• **Record excerpts**
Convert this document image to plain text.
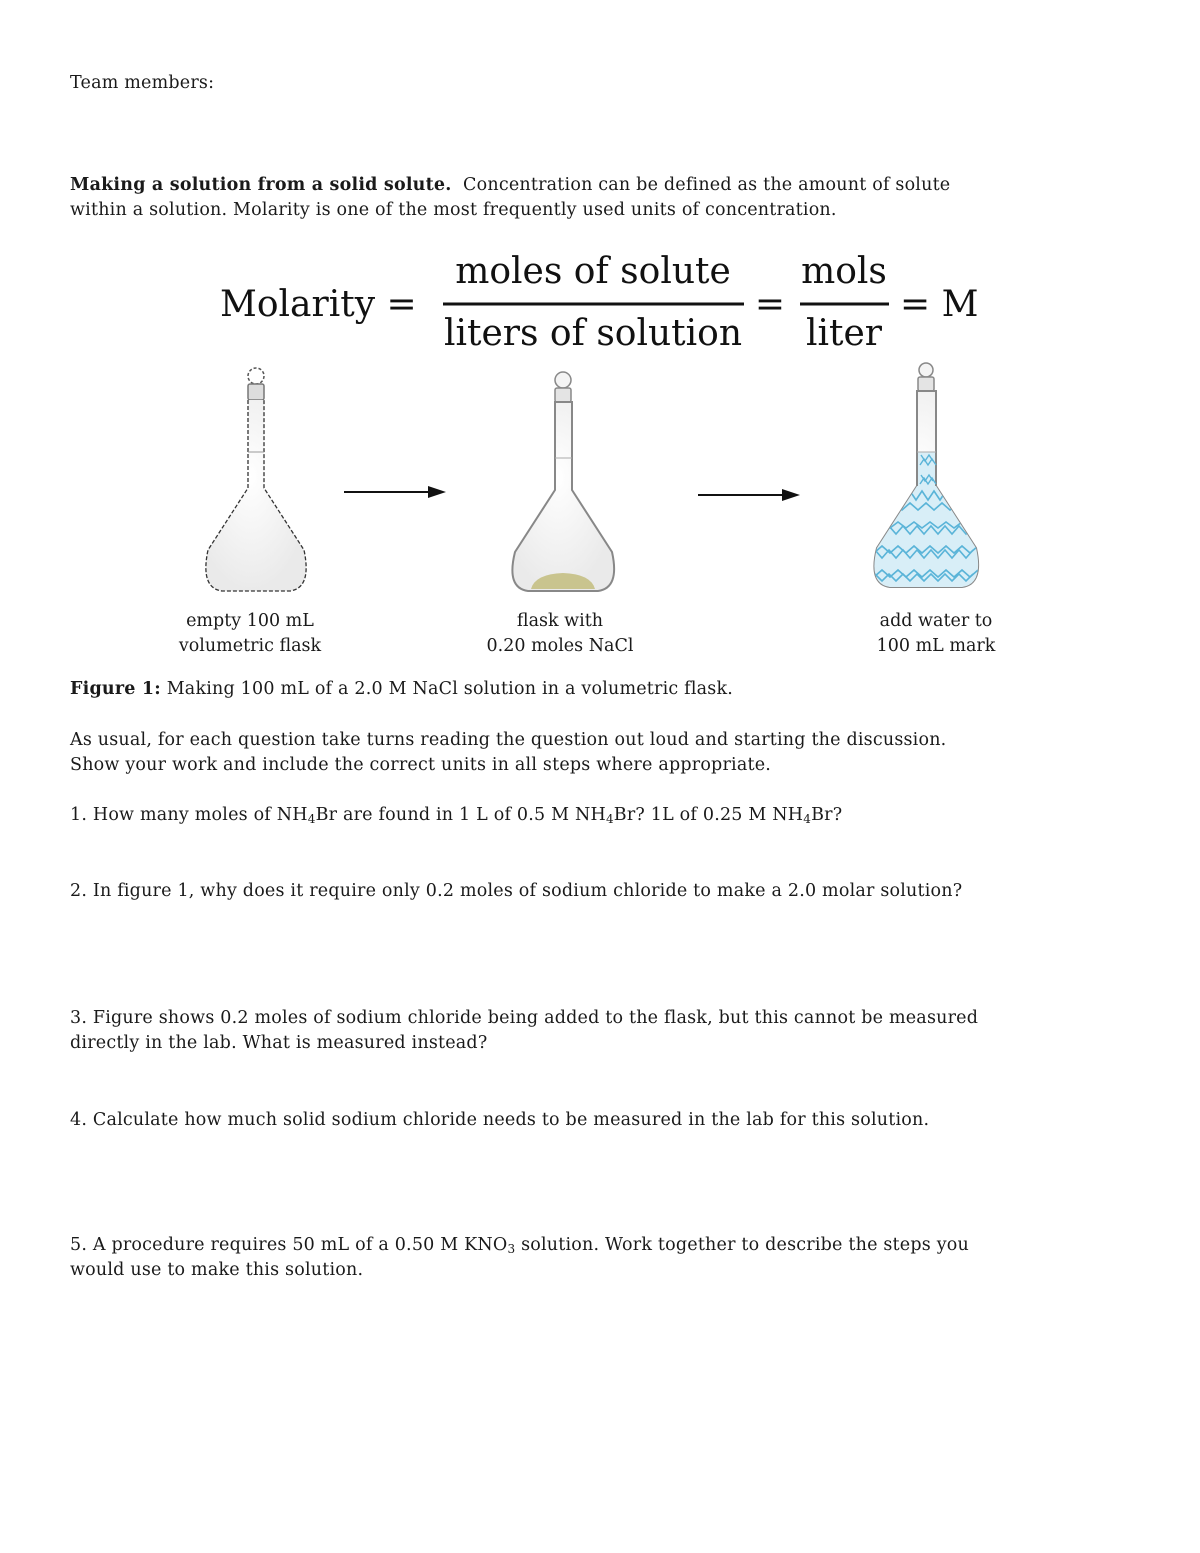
Team members:
Making a solution from a solid solute. Concentration can be defined as the amount of solute
within a solution. Molarity is one of the most frequently used units of concentration.
Molarity =
moles of solute
liters of solution
=
mols
liter
= M
empty 100 mL
volumetric flask
flask with
0.20 moles NaCl
add water to
100 mL mark
Figure 1: Making 100 mL of a 2.0 M NaCl solution in a volumetric flask.
As usual, for each question take turns reading the question out loud and starting the discussion.
Show your work and include the correct units in all steps where appropriate.
1. How many moles of $NH_4Br$ are found in 1 L of 0.5 M $NH_4Br$? 1L of 0.25 M $NH_4Br$?
2. In figure 1, why does it require only 0.2 moles of sodium chloride to make a 2.0 molar solution?
3. Figure shows 0.2 moles of sodium chloride being added to the flask, but this cannot be measured
directly in the lab. What is measured instead?
4. Calculate how much solid sodium chloride needs to be measured in the lab for this solution.
5. A procedure requires 50 mL of a 0.50 M $KNO_3$ solution. Work together to describe the steps you
would use to make this solution.
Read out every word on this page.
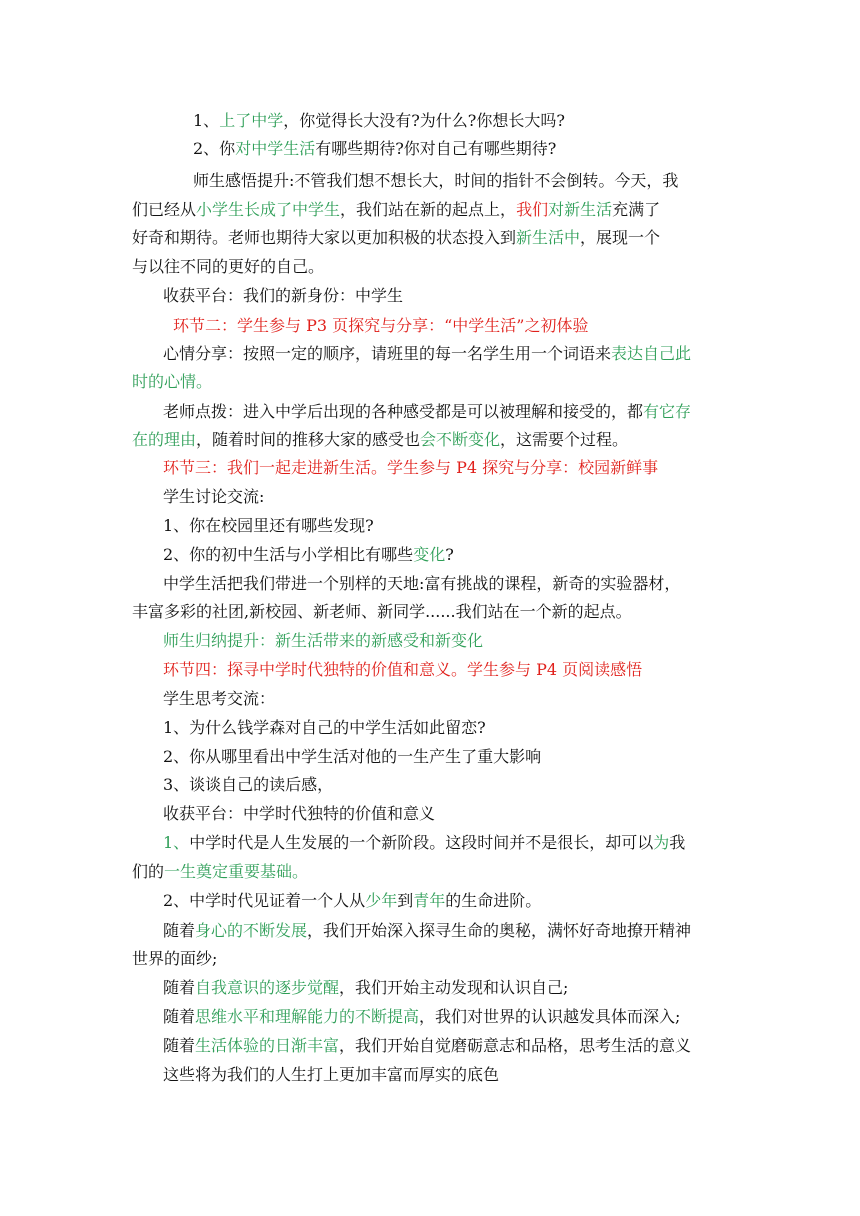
1、上了中学，你觉得长大没有?为什么?你想长大吗?
2、你对中学生活有哪些期待?你对自己有哪些期待?
师生感悟提升:不管我们想不想长大，时间的指针不会倒转。今天，我
们已经从小学生长成了中学生，我们站在新的起点上，我们对新生活充满了
好奇和期待。老师也期待大家以更加积极的状态投入到新生活中，展现一个
与以往不同的更好的自己。
收获平台：我们的新身份：中学生
环节二：学生参与 P3 页探究与分享：“中学生活”之初体验
心情分享：按照一定的顺序，请班里的每一名学生用一个词语来表达自己此
时的心情。
老师点拨：进入中学后出现的各种感受都是可以被理解和接受的，都有它存
在的理由，随着时间的推移大家的感受也会不断变化，这需要个过程。
环节三：我们一起走进新生活。学生参与 P4 探究与分享：校园新鲜事
学生讨论交流:
1、你在校园里还有哪些发现?
2、你的初中生活与小学相比有哪些变化?
中学生活把我们带进一个别样的天地:富有挑战的课程，新奇的实验器材，
丰富多彩的社团,新校园、新老师、新同学......我们站在一个新的起点。
师生归纳提升：新生活带来的新感受和新变化
环节四：探寻中学时代独特的价值和意义。学生参与 P4 页阅读感悟
学生思考交流：
1、为什么钱学森对自己的中学生活如此留恋?
2、你从哪里看出中学生活对他的一生产生了重大影响
3、谈谈自己的读后感，
收获平台：中学时代独特的价值和意义
1、中学时代是人生发展的一个新阶段。这段时间并不是很长，却可以为我
们的一生奠定重要基础。
2、中学时代见证着一个人从少年到青年的生命进阶。
随着身心的不断发展，我们开始深入探寻生命的奥秘，满怀好奇地撩开精神
世界的面纱;
随着自我意识的逐步觉醒，我们开始主动发现和认识自己;
随着思维水平和理解能力的不断提高，我们对世界的认识越发具体而深入;
随着生活体验的日渐丰富，我们开始自觉磨砺意志和品格，思考生活的意义
这些将为我们的人生打上更加丰富而厚实的底色
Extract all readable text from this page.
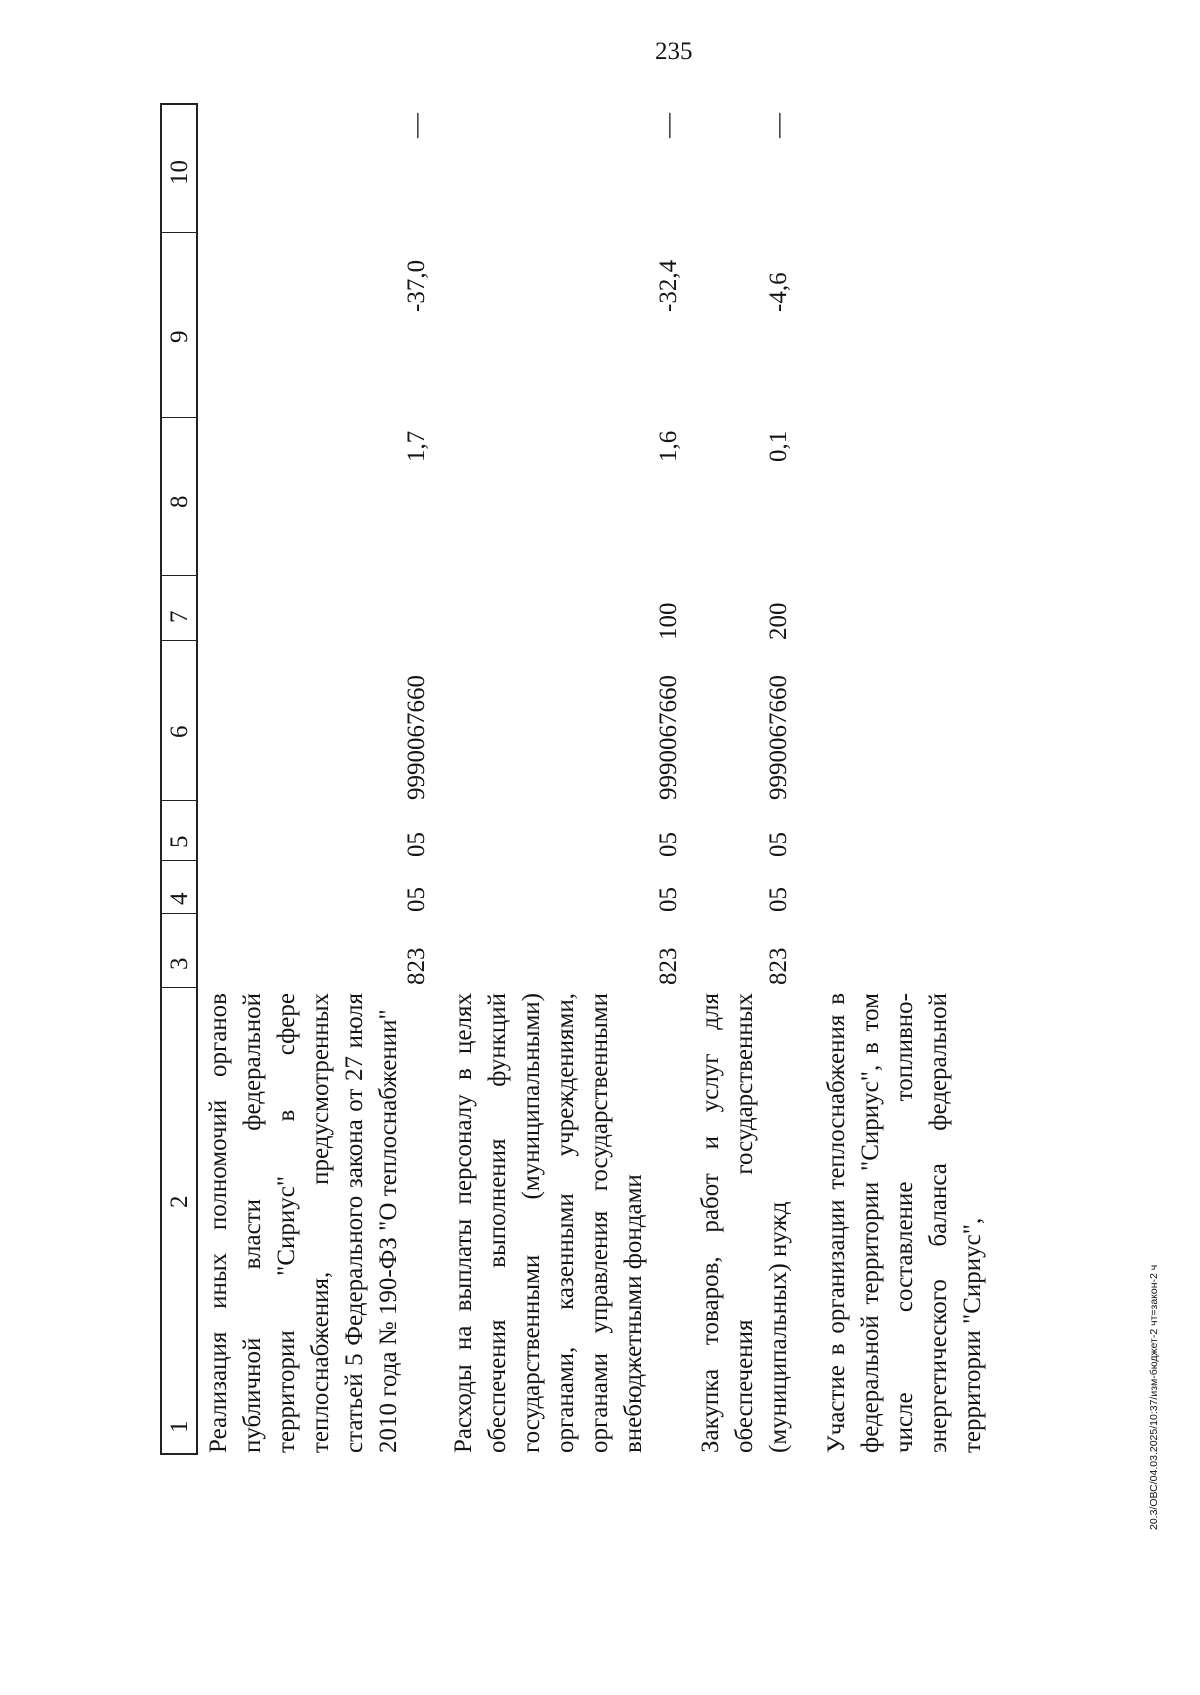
235
20.3/ОВС/04.03.2025/10:37/изм-бюджет-2 чт=закон-2 ч
1
2
3
4
5
6
7
8
9
10
Реализация иных полномочий органов публичной власти федеральной территории "Сириус" в сфере теплоснабжения, предусмотренных статьей 5 Федерального закона от 27 июля 2010 года № 190-ФЗ "О теплоснабжении"
823
05
05
9990067660
1,7
-37,0
—
Расходы на выплаты персоналу в целях обеспечения выполнения функций государственными (муниципальными) органами, казенными учреждениями, органами управления государственными внебюджетными фондами
823
05
05
9990067660
100
1,6
-32,4
—
Закупка товаров, работ и услуг для обеспечения государственных (муниципальных) нужд
823
05
05
9990067660
200
0,1
-4,6
—
Участие в организации теплоснабжения в федеральной территории "Сириус", в том числе составление топливно-энергетического баланса федеральной территории "Сириус",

• **Task to complete**
Search the preceding listing for the word "обеспечения" and pull out every line that holds it.

• **Completed task**
Расходы на выплаты персоналу в целях обеспечения выполнения функций государственными (муниципальными) органами, казенными учреждениями, органами управления государственными внебюджетными фондами
Закупка товаров, работ и услуг для обеспечения государственных (муниципальных) нужд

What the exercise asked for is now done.